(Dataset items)
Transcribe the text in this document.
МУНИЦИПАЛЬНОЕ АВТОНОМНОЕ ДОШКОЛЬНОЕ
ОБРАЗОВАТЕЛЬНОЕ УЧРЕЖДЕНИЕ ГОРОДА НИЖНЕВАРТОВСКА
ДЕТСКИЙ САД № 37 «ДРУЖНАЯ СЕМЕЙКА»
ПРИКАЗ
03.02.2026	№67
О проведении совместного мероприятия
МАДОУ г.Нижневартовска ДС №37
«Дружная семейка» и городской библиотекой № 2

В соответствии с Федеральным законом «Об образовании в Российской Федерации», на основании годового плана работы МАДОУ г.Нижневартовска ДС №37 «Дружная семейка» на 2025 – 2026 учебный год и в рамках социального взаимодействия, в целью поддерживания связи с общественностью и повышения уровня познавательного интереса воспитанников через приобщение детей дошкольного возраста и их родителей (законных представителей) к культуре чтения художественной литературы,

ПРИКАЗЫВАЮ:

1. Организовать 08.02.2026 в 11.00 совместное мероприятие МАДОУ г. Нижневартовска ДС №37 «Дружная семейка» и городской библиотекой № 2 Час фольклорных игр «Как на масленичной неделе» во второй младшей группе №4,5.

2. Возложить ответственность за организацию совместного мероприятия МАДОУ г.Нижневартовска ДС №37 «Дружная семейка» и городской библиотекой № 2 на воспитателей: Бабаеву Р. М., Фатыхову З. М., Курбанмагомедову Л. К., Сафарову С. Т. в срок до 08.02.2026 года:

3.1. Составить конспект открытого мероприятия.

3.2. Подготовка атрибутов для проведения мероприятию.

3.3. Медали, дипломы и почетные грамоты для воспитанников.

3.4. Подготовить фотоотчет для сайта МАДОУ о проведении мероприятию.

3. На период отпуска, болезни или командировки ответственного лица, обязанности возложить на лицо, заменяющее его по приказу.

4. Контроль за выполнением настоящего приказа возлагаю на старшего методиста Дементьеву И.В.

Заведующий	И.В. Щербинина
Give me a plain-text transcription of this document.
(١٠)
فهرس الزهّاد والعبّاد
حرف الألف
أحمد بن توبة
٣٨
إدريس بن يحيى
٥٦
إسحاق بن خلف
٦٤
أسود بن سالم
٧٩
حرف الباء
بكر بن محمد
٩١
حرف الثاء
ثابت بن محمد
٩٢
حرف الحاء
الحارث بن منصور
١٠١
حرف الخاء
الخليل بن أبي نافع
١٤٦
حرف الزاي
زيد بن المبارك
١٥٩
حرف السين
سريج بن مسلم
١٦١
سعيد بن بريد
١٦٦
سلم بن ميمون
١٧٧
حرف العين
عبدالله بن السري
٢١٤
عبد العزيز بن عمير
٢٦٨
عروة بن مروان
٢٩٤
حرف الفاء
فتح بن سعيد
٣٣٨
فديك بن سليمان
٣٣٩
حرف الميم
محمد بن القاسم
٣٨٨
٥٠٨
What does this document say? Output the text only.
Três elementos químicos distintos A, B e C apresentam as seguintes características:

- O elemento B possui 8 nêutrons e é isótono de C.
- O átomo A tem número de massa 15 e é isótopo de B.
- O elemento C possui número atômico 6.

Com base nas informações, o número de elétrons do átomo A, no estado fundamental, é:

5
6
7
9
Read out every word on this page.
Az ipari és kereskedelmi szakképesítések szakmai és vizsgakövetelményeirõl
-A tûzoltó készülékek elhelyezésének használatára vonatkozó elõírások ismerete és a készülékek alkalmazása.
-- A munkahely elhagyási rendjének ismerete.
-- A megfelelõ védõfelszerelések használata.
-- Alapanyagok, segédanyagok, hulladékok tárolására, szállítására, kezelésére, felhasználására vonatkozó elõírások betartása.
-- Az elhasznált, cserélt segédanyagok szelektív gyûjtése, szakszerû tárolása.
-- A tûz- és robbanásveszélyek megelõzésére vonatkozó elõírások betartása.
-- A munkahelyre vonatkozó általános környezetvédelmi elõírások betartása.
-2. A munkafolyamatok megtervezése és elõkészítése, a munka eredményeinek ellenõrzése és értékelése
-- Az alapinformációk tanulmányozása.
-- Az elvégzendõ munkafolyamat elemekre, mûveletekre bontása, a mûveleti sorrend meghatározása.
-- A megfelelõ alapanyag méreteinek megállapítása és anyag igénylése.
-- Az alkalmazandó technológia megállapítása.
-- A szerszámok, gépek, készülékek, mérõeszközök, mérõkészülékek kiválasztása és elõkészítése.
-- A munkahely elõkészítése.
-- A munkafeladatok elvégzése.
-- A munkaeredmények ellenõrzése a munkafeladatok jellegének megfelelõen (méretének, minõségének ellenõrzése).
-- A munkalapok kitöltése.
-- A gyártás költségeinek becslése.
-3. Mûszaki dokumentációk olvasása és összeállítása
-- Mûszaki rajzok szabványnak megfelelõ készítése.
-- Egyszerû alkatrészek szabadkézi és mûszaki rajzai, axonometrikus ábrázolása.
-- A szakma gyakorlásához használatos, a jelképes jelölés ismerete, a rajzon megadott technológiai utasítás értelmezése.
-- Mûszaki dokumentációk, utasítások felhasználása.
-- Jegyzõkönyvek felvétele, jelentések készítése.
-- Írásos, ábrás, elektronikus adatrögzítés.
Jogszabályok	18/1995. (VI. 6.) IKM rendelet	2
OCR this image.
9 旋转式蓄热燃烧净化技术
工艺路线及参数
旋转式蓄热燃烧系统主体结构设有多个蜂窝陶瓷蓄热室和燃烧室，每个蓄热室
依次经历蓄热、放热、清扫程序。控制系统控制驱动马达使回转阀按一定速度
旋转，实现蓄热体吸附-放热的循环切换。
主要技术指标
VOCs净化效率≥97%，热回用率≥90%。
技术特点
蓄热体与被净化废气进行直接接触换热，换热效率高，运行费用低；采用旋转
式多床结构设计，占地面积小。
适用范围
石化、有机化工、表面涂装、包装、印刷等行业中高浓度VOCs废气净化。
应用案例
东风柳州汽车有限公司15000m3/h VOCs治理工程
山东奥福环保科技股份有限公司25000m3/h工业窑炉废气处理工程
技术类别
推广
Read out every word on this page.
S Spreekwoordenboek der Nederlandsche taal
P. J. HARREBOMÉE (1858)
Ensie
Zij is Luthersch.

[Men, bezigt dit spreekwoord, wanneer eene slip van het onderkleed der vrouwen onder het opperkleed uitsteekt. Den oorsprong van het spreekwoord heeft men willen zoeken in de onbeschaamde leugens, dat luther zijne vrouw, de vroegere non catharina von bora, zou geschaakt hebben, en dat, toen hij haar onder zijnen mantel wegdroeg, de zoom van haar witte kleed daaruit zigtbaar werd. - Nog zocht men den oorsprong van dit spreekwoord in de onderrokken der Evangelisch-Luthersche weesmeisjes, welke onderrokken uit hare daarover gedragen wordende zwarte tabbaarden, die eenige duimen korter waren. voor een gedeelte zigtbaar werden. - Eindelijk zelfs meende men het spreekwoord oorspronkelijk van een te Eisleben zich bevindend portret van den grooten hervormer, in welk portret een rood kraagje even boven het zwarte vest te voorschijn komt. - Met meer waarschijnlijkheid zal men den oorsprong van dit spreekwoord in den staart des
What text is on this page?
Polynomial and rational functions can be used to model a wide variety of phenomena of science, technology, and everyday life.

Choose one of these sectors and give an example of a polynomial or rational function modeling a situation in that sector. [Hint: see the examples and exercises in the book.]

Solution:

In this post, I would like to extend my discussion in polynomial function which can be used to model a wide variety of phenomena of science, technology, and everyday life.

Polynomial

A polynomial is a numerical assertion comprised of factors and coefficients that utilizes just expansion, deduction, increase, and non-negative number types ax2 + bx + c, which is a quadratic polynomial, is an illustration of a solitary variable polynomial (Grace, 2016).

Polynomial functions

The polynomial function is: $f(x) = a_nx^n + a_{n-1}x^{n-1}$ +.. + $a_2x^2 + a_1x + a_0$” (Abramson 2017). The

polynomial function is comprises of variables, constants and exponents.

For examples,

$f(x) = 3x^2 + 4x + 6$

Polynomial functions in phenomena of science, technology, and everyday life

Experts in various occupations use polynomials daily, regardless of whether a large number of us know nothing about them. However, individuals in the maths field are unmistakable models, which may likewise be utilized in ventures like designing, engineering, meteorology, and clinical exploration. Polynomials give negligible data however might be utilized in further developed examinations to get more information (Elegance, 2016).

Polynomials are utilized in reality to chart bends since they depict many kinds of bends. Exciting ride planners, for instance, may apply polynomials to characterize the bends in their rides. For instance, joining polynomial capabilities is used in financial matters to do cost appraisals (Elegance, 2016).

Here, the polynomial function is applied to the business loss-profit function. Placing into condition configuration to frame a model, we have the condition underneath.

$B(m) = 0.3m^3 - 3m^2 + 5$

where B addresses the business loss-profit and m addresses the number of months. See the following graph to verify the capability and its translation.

## To do
Report only how many lines of the listing hold the word "ellenõrzése".

## Solution
2